→ **TO BE DONE**
Leave out the pictures, then reproduce the rest of the material exactly.

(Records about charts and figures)
--- BEGIN ---

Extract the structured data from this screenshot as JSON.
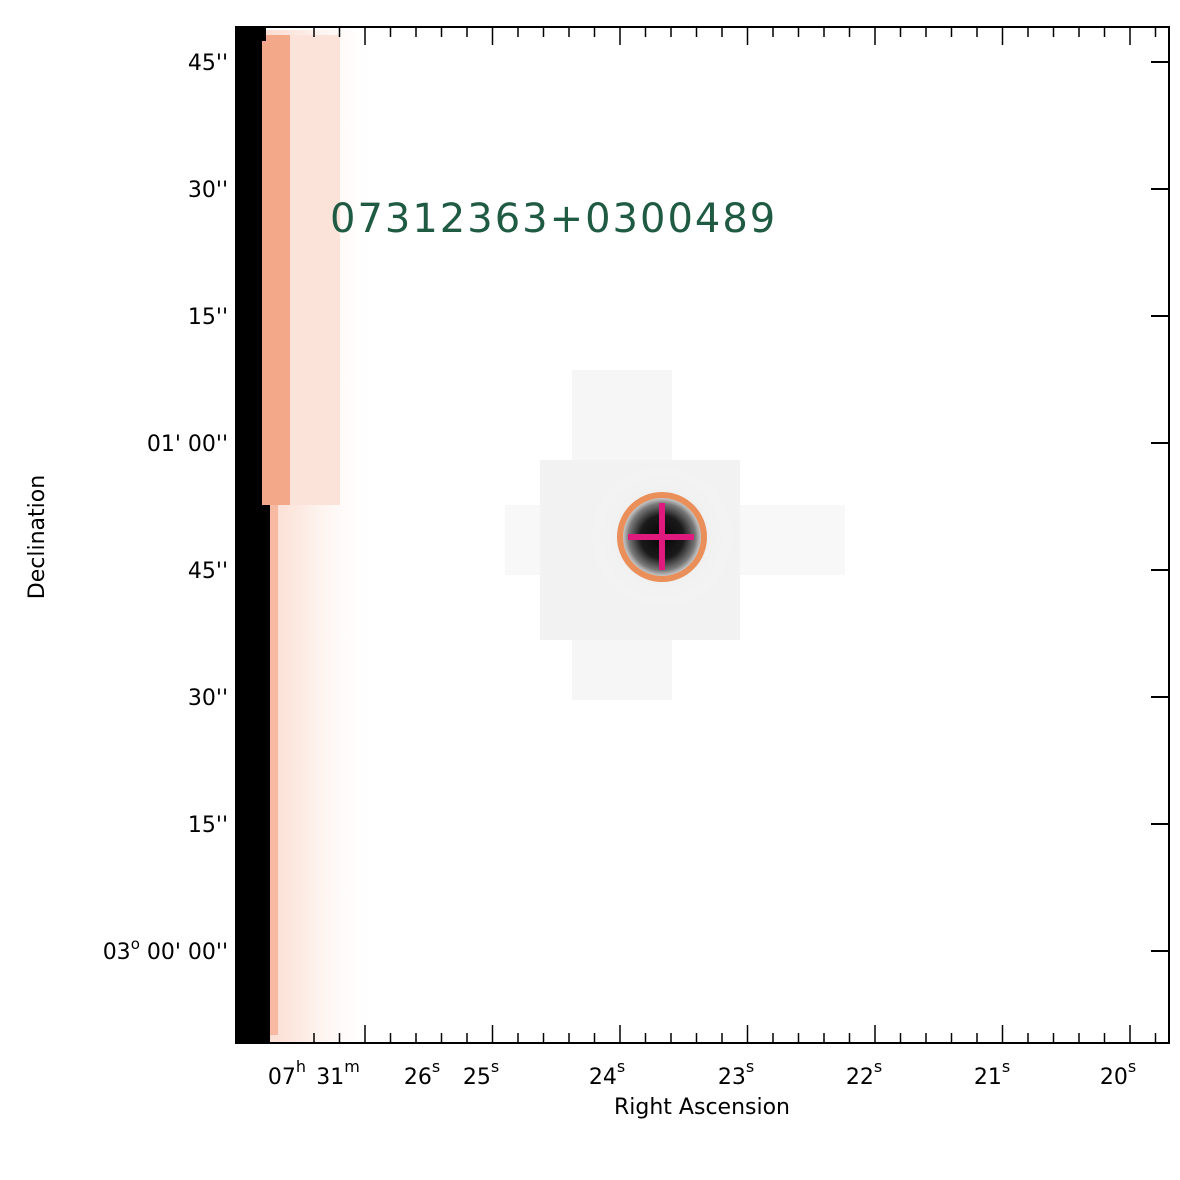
{
  "image": {
    "object_label": "07312363+0300489",
    "colors": {
      "label": "#1f5a43",
      "aperture_circle": "#ea8f5a",
      "crosshair": "#e0197e",
      "edge_strip": "#000000",
      "edge_glow": "#f6b49a",
      "frame": "#000000"
    }
  },
  "chart_data": {
    "type": "scatter",
    "title": "",
    "xlabel": "Right Ascension",
    "ylabel": "Declination",
    "x_ticks": [
      {
        "label": "07",
        "sup": "h"
      },
      {
        "label": "31",
        "sup": "m"
      },
      {
        "label": "26",
        "sup": "s"
      },
      {
        "label": "25",
        "sup": "s"
      },
      {
        "label": "24",
        "sup": "s"
      },
      {
        "label": "23",
        "sup": "s"
      },
      {
        "label": "22",
        "sup": "s"
      },
      {
        "label": "21",
        "sup": "s"
      },
      {
        "label": "20",
        "sup": "s"
      }
    ],
    "y_ticks": [
      {
        "pre": "",
        "sup": "",
        "label": "45''"
      },
      {
        "pre": "",
        "sup": "",
        "label": "30''"
      },
      {
        "pre": "",
        "sup": "",
        "label": "15''"
      },
      {
        "pre": "",
        "sup": "",
        "label": "01' 00''"
      },
      {
        "pre": "",
        "sup": "",
        "label": "45''"
      },
      {
        "pre": "",
        "sup": "",
        "label": "30''"
      },
      {
        "pre": "",
        "sup": "",
        "label": "15''"
      },
      {
        "pre": "03",
        "sup": "o",
        "label": "00' 00''"
      }
    ],
    "source": {
      "ra": "07h31m23.63s",
      "dec": "+03°00'48.9''"
    }
  }
}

--- END ---

→ **EXERCISE RESULT**
Extract the structured data from this screenshot as JSON.
{
  "image": {
    "object_label": "07312363+0300489",
    "colors": {
      "label": "#1f5a43",
      "aperture_circle": "#ea8f5a",
      "crosshair": "#e0197e",
      "edge_strip": "#000000",
      "edge_glow": "#f6b49a",
      "frame": "#000000"
    }
  },
  "chart_data": {
    "type": "scatter",
    "title": "",
    "xlabel": "Right Ascension",
    "ylabel": "Declination",
    "x_ticks": [
      {
        "label": "07",
        "sup": "h"
      },
      {
        "label": "31",
        "sup": "m"
      },
      {
        "label": "26",
        "sup": "s"
      },
      {
        "label": "25",
        "sup": "s"
      },
      {
        "label": "24",
        "sup": "s"
      },
      {
        "label": "23",
        "sup": "s"
      },
      {
        "label": "22",
        "sup": "s"
      },
      {
        "label": "21",
        "sup": "s"
      },
      {
        "label": "20",
        "sup": "s"
      }
    ],
    "y_ticks": [
      {
        "pre": "",
        "sup": "",
        "label": "45''"
      },
      {
        "pre": "",
        "sup": "",
        "label": "30''"
      },
      {
        "pre": "",
        "sup": "",
        "label": "15''"
      },
      {
        "pre": "",
        "sup": "",
        "label": "01' 00''"
      },
      {
        "pre": "",
        "sup": "",
        "label": "45''"
      },
      {
        "pre": "",
        "sup": "",
        "label": "30''"
      },
      {
        "pre": "",
        "sup": "",
        "label": "15''"
      },
      {
        "pre": "03",
        "sup": "o",
        "label": "00' 00''"
      }
    ],
    "source": {
      "ra": "07h31m23.63s",
      "dec": "+03°00'48.9''"
    }
  }
}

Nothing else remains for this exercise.